[Some records]

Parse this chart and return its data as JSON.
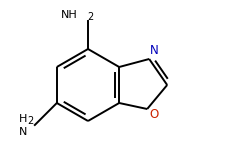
{
  "bg_color": "#ffffff",
  "bond_color": "#000000",
  "N_color": "#0000bb",
  "O_color": "#cc2200",
  "line_width": 1.4,
  "figsize": [
    2.35,
    1.67
  ],
  "dpi": 100,
  "xlim": [
    0,
    235
  ],
  "ylim": [
    0,
    167
  ]
}
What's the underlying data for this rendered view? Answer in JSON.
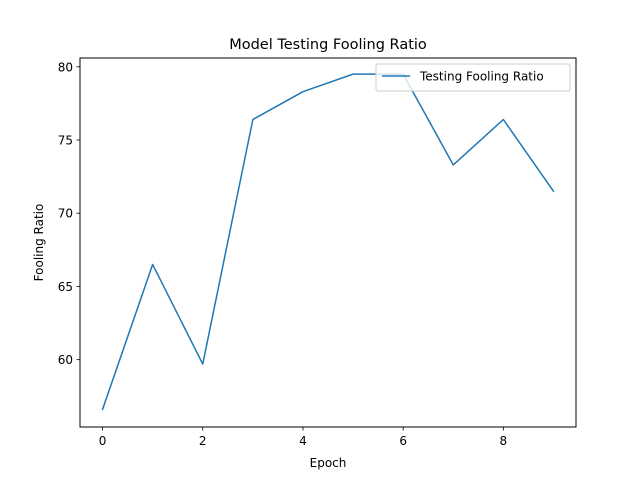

__What you will do__:
Extract every line of the data exactly; pictures stay out.

__Full solution__:
Parse this chart and return its data as JSON.
{
  "bg_color": "#ffffff",
  "bond_color": "#000000",
  "N_color": "#0000bb",
  "O_color": "#cc2200",
  "line_width": 1.4,
  "figsize": [
    2.35,
    1.67
  ],
  "dpi": 100,
  "xlim": [
    0,
    235
  ],
  "ylim": [
    0,
    167
  ]
}
What's the underlying data for this rendered view? Answer in JSON.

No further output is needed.